Excerpted passage
— begin —

Re: SMP on IBM eseriesand amd64

Niklas Hallqvist
Hi!

Unfortunately, you seem to have an application where OpenBSD is an
inferior choice.
The design-goals behind SMP was to be able to utilize extra CPUs without
adding too
much complexity (believe me, it is complex enough anyway).  This is why
we chose the
so-called biglock approach, i.e. only one CPU can execute kernel code at
any given time.
Interrupts are kernel code, thus only one interrupt can be served
concurrently.  Furthermore,
at this point only the boot processor can execute interrupts (except
timer which are cpu-local
and thus can occur on all CPUs), which means high-interrupt pressure
will clog one singe CPU.
This is not optimal, but for many purposes it works quite OK.  If you
have several processes
eating most of its CPU consumption in userland, this is indeed quite
good.  An example is
compilation, one CPU will run the compiler, another the preprocessor,
both are expensive
CPU consumers.  Web applications can also utilize extra CPUs with
concurrent requests where
non-trivial time is spent in the application code (userland).

— end —

To-do list
1. For each statement, say whether the forum post on OpenBSD SMP agrees with it. Answer yes or no, and quote the deciding words from the post. (a) Only one CPU can run kernel code at a time. (b) Every CPU can serve every kind of interrupt. (c) Compilation is given as an example of a workload that benefits from extra CPUs.
2. According to the forum post on OpenBSD SMP, what approach was chosen to avoid adding too much complexity?
3. Please write out the forum post on OpenBSD SMP from "The design-goals behind" to "any given time.".
The material has no connection to the forum post on OpenBSD SMP.

Data lines
— begin —

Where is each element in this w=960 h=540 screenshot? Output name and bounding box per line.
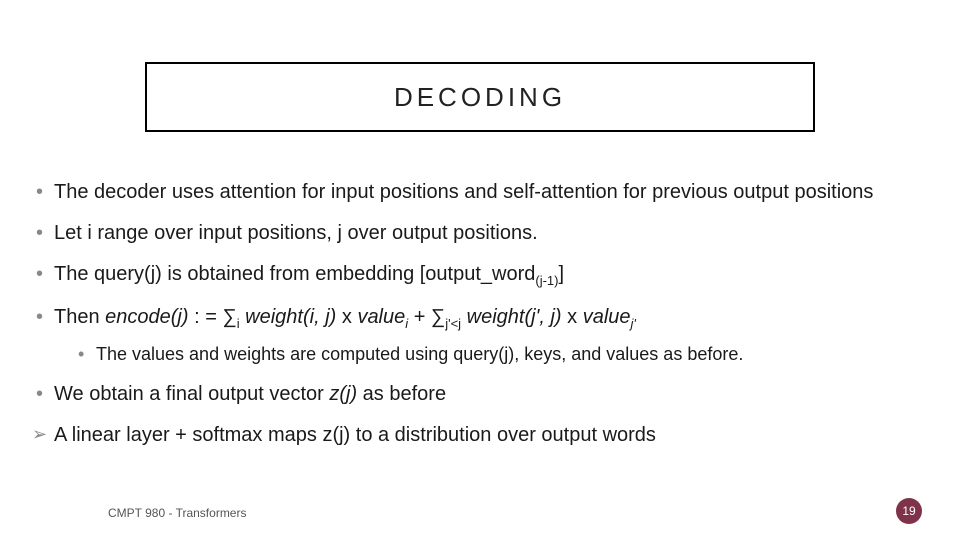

— end —

Solution list
1.
(a) Yes: "only one CPU can execute kernel code at any given time."
(b) No: "at this point only the boot processor can execute interrupts (except timer which are cpu-local and thus can occur on all CPUs)"
(c) Yes: "An example is compilation, one CPU will run the compiler, another the preprocessor"

2. The so-called biglock approach.

3.
The design-goals behind SMP was to be able to utilize extra CPUs without
adding too
much complexity (believe me, it is complex enough anyway).  This is why
we chose the
so-called biglock approach, i.e. only one CPU can execute kernel code at
any given time.